* [Problem requirements]:
Search the material below for the word "陕西西安". Copy every line that has it.

* [Data in this exercise]:

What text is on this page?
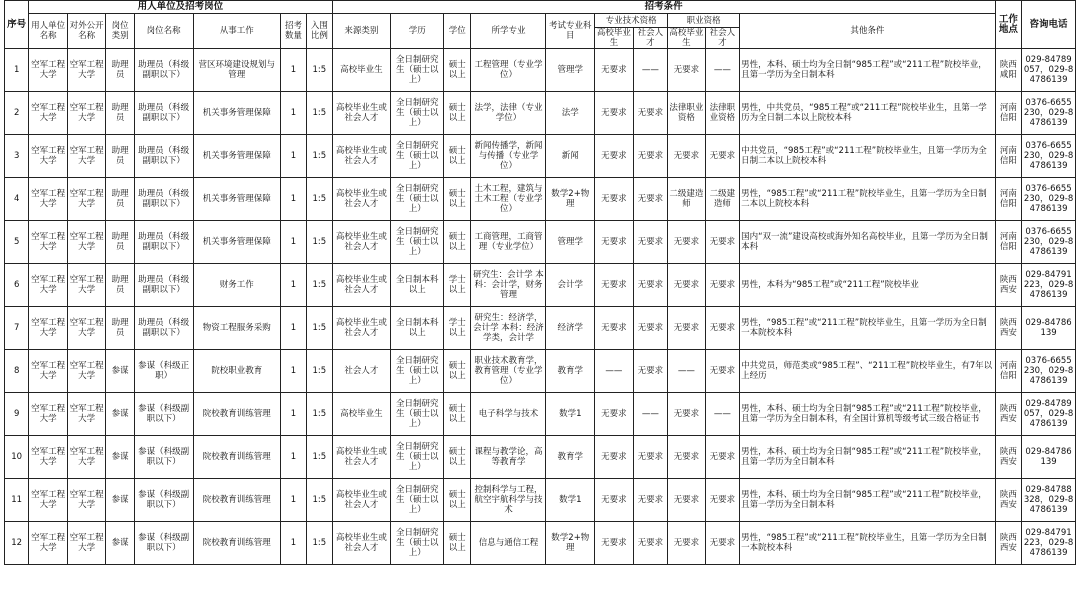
序号	用人单位及招考岗位							招考条件										工作地点	咨询电话
	用人单位名称	对外公开名称	岗位类别	岗位名称	从事工作	招考数量	入围比例	来源类别	学历	学位	所学专业	考试专业科目	专业技术资格		职业资格		其他条件		
													高校毕业生	社会人才	高校毕业生	社会人才			
1	空军工程大学	空军工程大学	助理员	助理员（科级副职以下）	营区环境建设规划与管理	1	1:5	高校毕业生	全日制研究生（硕士以上）	硕士以上	工程管理（专业学位）	管理学	无要求	——	无要求	——	男性，本科、硕士均为全日制“985工程”或“211工程”院校毕业，且第一学历为全日制本科	陕西咸阳	029-84789057，029-84786139
2	空军工程大学	空军工程大学	助理员	助理员（科级副职以下）	机关事务管理保障	1	1:5	高校毕业生或社会人才	全日制研究生（硕士以上）	硕士以上	法学，法律（专业学位）	法学	无要求	无要求	法律职业资格	法律职业资格	男性，中共党员，“985工程”或“211工程”院校毕业生，且第一学历为全日制二本以上院校本科	河南信阳	0376-6655230，029-84786139
3	空军工程大学	空军工程大学	助理员	助理员（科级副职以下）	机关事务管理保障	1	1:5	高校毕业生或社会人才	全日制研究生（硕士以上）	硕士以上	新闻传播学，新闻与传播（专业学位）	新闻	无要求	无要求	无要求	无要求	中共党员，“985工程”或“211工程”院校毕业生，且第一学历为全日制二本以上院校本科	河南信阳	0376-6655230，029-84786139
4	空军工程大学	空军工程大学	助理员	助理员（科级副职以下）	机关事务管理保障	1	1:5	高校毕业生或社会人才	全日制研究生（硕士以上）	硕士以上	土木工程，建筑与土木工程（专业学位）	数学2+物理	无要求	无要求	二级建造师	二级建造师	男性，“985工程”或“211工程”院校毕业生，且第一学历为全日制二本以上院校本科	河南信阳	0376-6655230，029-84786139
5	空军工程大学	空军工程大学	助理员	助理员（科级副职以下）	机关事务管理保障	1	1:5	高校毕业生或社会人才	全日制研究生（硕士以上）	硕士以上	工商管理，工商管理（专业学位）	管理学	无要求	无要求	无要求	无要求	国内“双一流”建设高校或海外知名高校毕业，且第一学历为全日制本科	河南信阳	0376-6655230，029-84786139
6	空军工程大学	空军工程大学	助理员	助理员（科级副职以下）	财务工作	1	1:5	高校毕业生或社会人才	全日制本科以上	学士以上	研究生：会计学 本科：会计学，财务管理	会计学	无要求	无要求	无要求	无要求	男性，本科为“985工程”或“211工程”院校毕业	陕西西安	029-84791223，029-84786139
7	空军工程大学	空军工程大学	助理员	助理员（科级副职以下）	物资工程服务采购	1	1:5	高校毕业生或社会人才	全日制本科以上	学士以上	研究生：经济学，会计学 本科：经济学类，会计学	经济学	无要求	无要求	无要求	无要求	男性，“985工程”或“211工程”院校毕业生，且第一学历为全日制一本院校本科	陕西西安	029-84786139
8	空军工程大学	空军工程大学	参谋	参谋（科级正职）	院校职业教育	1	1:5	社会人才	全日制研究生（硕士以上）	硕士以上	职业技术教育学，教育管理（专业学位）	教育学	——	无要求	——	无要求	中共党员，师范类或“985工程”、“211工程”院校毕业生，有7年以上经历	河南信阳	0376-6655230，029-84786139
9	空军工程大学	空军工程大学	参谋	参谋（科级副职以下）	院校教育训练管理	1	1:5	高校毕业生	全日制研究生（硕士以上）	硕士以上	电子科学与技术	数学1	无要求	——	无要求	——	男性，本科、硕士均为全日制“985工程”或“211工程”院校毕业，且第一学历为全日制本科，有全国计算机等级考试三级合格证书	陕西西安	029-84789057，029-84786139
10	空军工程大学	空军工程大学	参谋	参谋（科级副职以下）	院校教育训练管理	1	1:5	高校毕业生或社会人才	全日制研究生（硕士以上）	硕士以上	课程与教学论，高等教育学	教育学	无要求	无要求	无要求	无要求	男性，本科、硕士均为全日制“985工程”或“211工程”院校毕业，且第一学历为全日制本科	陕西西安	029-84786139
11	空军工程大学	空军工程大学	参谋	参谋（科级副职以下）	院校教育训练管理	1	1:5	高校毕业生或社会人才	全日制研究生（硕士以上）	硕士以上	控制科学与工程，航空宇航科学与技术	数学1	无要求	无要求	无要求	无要求	男性，本科、硕士均为全日制“985工程”或“211工程”院校毕业，且第一学历为全日制本科	陕西西安	029-84788328，029-84786139
12	空军工程大学	空军工程大学	参谋	参谋（科级副职以下）	院校教育训练管理	1	1:5	高校毕业生或社会人才	全日制研究生（硕士以上）	硕士以上	信息与通信工程	数学2+物理	无要求	无要求	无要求	无要求	男性，“985工程”或“211工程”院校毕业生，且第一学历为全日制一本院校本科	陕西西安	029-84791223，029-84786139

* [Final result]:
6	空军工程大学	空军工程大学	助理员	助理员（科级副职以下）	财务工作	1	1:5	高校毕业生或社会人才	全日制本科以上	学士以上	研究生：会计学 本科：会计学，财务管理	会计学	无要求	无要求	无要求	无要求	男性，本科为“985工程”或“211工程”院校毕业	陕西西安	029-84791223，029-84786139
7	空军工程大学	空军工程大学	助理员	助理员（科级副职以下）	物资工程服务采购	1	1:5	高校毕业生或社会人才	全日制本科以上	学士以上	研究生：经济学，会计学 本科：经济学类，会计学	经济学	无要求	无要求	无要求	无要求	男性，“985工程”或“211工程”院校毕业生，且第一学历为全日制一本院校本科	陕西西安	029-84786139
9	空军工程大学	空军工程大学	参谋	参谋（科级副职以下）	院校教育训练管理	1	1:5	高校毕业生	全日制研究生（硕士以上）	硕士以上	电子科学与技术	数学1	无要求	——	无要求	——	男性，本科、硕士均为全日制“985工程”或“211工程”院校毕业，且第一学历为全日制本科，有全国计算机等级考试三级合格证书	陕西西安	029-84789057，029-84786139
10	空军工程大学	空军工程大学	参谋	参谋（科级副职以下）	院校教育训练管理	1	1:5	高校毕业生或社会人才	全日制研究生（硕士以上）	硕士以上	课程与教学论，高等教育学	教育学	无要求	无要求	无要求	无要求	男性，本科、硕士均为全日制“985工程”或“211工程”院校毕业，且第一学历为全日制本科	陕西西安	029-84786139
11	空军工程大学	空军工程大学	参谋	参谋（科级副职以下）	院校教育训练管理	1	1:5	高校毕业生或社会人才	全日制研究生（硕士以上）	硕士以上	控制科学与工程，航空宇航科学与技术	数学1	无要求	无要求	无要求	无要求	男性，本科、硕士均为全日制“985工程”或“211工程”院校毕业，且第一学历为全日制本科	陕西西安	029-84788328，029-84786139
12	空军工程大学	空军工程大学	参谋	参谋（科级副职以下）	院校教育训练管理	1	1:5	高校毕业生或社会人才	全日制研究生（硕士以上）	硕士以上	信息与通信工程	数学2+物理	无要求	无要求	无要求	无要求	男性，“985工程”或“211工程”院校毕业生，且第一学历为全日制一本院校本科	陕西西安	029-84791223，029-84786139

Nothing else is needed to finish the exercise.